To do:
1) Summarize the column on Sonia Gandhi's "poor thing" remark in two sentences.
2) Proceed with the column about Sonia Gandhi's remark on the President, picking up after its final sentence.

─── Text shown

‘Alas, poor thing!’

Alas, poor Yorick!’

At the outset, let me proffer my humble apologies to Shakespeare, Hamlet and poor Yorick’s skull, which was Hamlet’s object of profuse sympathy. Yorick was the court jester and, I daresay, was a barrelful of laughs as he and his master downed many a tankard of the blushful Hippocrene at the nearby King & Crown. My current quote is of more recent vintage and can be attributed to the mother of the Leader of the Opposition (LOO) Sonia Gandhi, who was caught on camera saying ‘She could hardly speak, poor thing.’ The present Grande Dame of the Grand Old Party, Sonia Ji was moved to express her heartfelt commiserations in those ill-chosen words to the President of India after a long and presumably tiring speech to open the Budget session at the Lok Sabha prior to Finance Minister Nirmala Sitharaman occupying centre stage. Whether she meant to say the President’s speech was physically tiring to President Murmu, or was found tiresome to Sonia Gandhi and her near and dear ones, we shall never know. Tiring and tiresome. Two words that sound so similar and yet convey very different meanings. Evidently the lady thought she was speaking off the record outside the Parliament’s impressive precincts but you know what they say, ‘Stately columns have ears.’ Off the record, but on tape. Next thing anyone knew, her somewhat innocuous jibe, if indeed it was a jibe, had become a national cause célèbre.

The ruling BJP party, with an eye on the main chance, moved in on Mrs. Gandhi’s remark like a pride of starving lions circling their victim prior to the kill. With the all-important Delhi state elections very much on everyone’s mind, every morsel of opportunity thrown at them had to be snapped up avidly. The Congress Party was already reduced to the margins and viewed as a bit player at the forthcoming hustings, with AAP and the BJP being the perceived frontrunners. This off-the-cuff remark on the President by Sonia Ji was a godsend to the BJP. What is more it might also have spelt the death-knell for the Congress Party as far as the Delhi elections were concerned. Not that they were in with a shout in the first place.

──────
─── Information given

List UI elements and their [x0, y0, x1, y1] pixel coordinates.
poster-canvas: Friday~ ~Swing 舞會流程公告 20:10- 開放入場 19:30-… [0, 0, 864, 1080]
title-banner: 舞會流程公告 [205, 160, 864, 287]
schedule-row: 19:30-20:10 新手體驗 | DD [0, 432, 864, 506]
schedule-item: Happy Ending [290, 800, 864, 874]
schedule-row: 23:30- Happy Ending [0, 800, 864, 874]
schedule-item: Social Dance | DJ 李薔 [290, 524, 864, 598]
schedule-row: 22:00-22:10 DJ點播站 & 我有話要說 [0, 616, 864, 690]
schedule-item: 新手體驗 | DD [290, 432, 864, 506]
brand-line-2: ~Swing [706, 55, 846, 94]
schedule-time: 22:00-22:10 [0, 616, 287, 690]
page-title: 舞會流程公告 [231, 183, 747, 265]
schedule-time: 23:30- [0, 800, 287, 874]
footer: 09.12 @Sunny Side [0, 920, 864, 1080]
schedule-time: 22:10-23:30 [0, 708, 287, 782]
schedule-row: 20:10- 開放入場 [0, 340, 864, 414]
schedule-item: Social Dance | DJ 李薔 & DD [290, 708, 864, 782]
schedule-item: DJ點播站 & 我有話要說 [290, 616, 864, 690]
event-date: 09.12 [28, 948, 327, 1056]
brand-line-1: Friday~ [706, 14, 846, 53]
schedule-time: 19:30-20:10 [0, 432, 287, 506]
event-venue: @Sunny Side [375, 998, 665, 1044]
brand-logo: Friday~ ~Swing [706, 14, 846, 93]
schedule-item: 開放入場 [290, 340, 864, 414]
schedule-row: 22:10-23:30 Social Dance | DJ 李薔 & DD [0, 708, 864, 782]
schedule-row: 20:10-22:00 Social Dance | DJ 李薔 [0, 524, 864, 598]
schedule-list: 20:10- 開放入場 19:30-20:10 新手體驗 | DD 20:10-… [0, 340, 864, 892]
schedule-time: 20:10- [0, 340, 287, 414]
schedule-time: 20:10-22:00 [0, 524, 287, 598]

──────
─── Information given

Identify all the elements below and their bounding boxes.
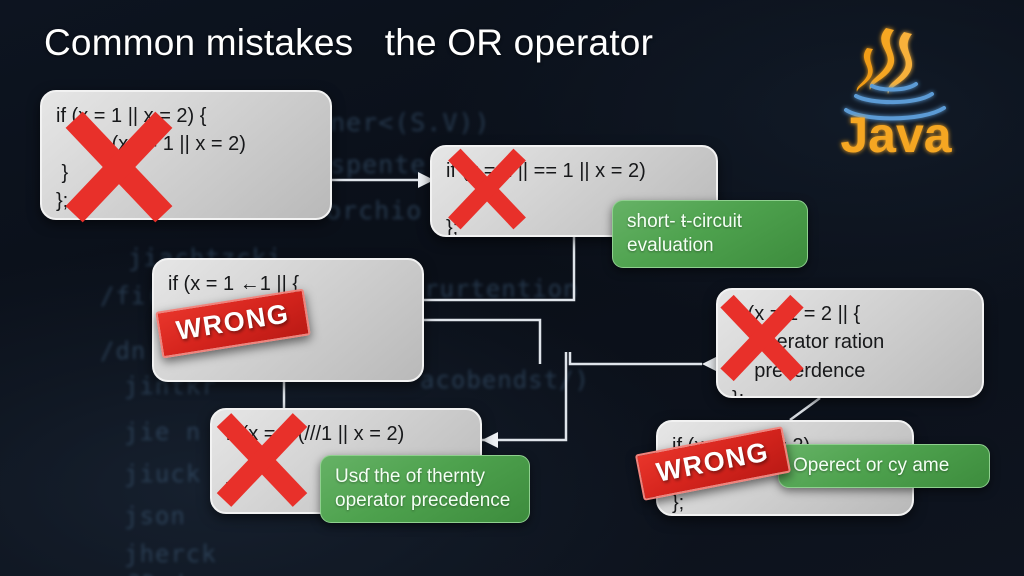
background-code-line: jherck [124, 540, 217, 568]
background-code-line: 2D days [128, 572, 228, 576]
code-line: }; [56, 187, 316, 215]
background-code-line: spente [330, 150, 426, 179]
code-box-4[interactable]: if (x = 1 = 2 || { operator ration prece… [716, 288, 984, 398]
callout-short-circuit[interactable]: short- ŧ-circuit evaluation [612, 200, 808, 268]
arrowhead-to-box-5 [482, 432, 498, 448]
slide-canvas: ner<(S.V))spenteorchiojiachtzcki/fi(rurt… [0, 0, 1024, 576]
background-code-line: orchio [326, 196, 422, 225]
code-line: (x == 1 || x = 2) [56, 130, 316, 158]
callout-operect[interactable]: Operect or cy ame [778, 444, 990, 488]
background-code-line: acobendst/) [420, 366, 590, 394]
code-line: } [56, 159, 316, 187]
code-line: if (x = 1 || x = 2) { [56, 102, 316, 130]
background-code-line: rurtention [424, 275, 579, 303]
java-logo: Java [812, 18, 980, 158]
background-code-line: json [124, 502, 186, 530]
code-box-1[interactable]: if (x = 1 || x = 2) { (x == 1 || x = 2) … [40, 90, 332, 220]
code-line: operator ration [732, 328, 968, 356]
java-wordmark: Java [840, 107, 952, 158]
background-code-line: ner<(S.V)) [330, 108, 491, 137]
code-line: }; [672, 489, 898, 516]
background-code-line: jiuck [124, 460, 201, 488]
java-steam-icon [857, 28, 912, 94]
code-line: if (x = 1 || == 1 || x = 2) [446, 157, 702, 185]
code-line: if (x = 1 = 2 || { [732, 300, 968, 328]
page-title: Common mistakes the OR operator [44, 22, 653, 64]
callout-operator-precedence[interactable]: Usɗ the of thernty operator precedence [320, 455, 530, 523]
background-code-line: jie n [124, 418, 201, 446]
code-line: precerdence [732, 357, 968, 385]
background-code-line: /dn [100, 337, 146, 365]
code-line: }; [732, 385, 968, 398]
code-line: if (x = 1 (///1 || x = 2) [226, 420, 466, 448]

──────

Final answers:
1) Sonia Gandhi was caught on camera saying "She could hardly speak, poor thing" about President Murmu after the President's long speech opening the Budget session, a remark she evidently thought was off the record and that became a national cause célèbre. The ruling BJP, with the Delhi state elections in mind, seized on the remark as a godsend, and it may have spelt the death-knell in those elections for the Congress Party, which was already reduced to the margins.

2)
 It’s all politics, of course. The BJP leaders would have known full well that Mrs. Gandhi did not really mean to throw an insulting broadside at the President. However, why look a gift horse in the mouth when it is handed to them on a platter? That is the way they would have looked at it and who can blame them in our dog-eat-dog world of political backbiting. As for the materfamilias of the Gandhi family, she could have exercised a bit more restraint, seeing as she was confronted by a hostile battery of media scribes and cameras. Her choice of words, probably not meant to wound, came out all wrong. One unguarded moment, one word out of place and there is hell to pay. At least her son, who is quite accustomed to dropping bricks over the years, the remnants to be picked up by his minions, could have advised his mother on the perils of sounding off in front of microphones and cameras. ‘Hot mics’ they are commonly referred to and they can singe, as the lady from Vicenza discovered to her cost. The scion of the Congress Party’s first family was untouched by all the brouhaha. He strutted about in his white tee-shirt, flexing his biceps, with nary a care about the consequences of his mummy’s, possibly unintended, faux pas. As far as Rahul Baba was concerned, it was comme si comme ca, if his French was upto scratch. Just another day at the office.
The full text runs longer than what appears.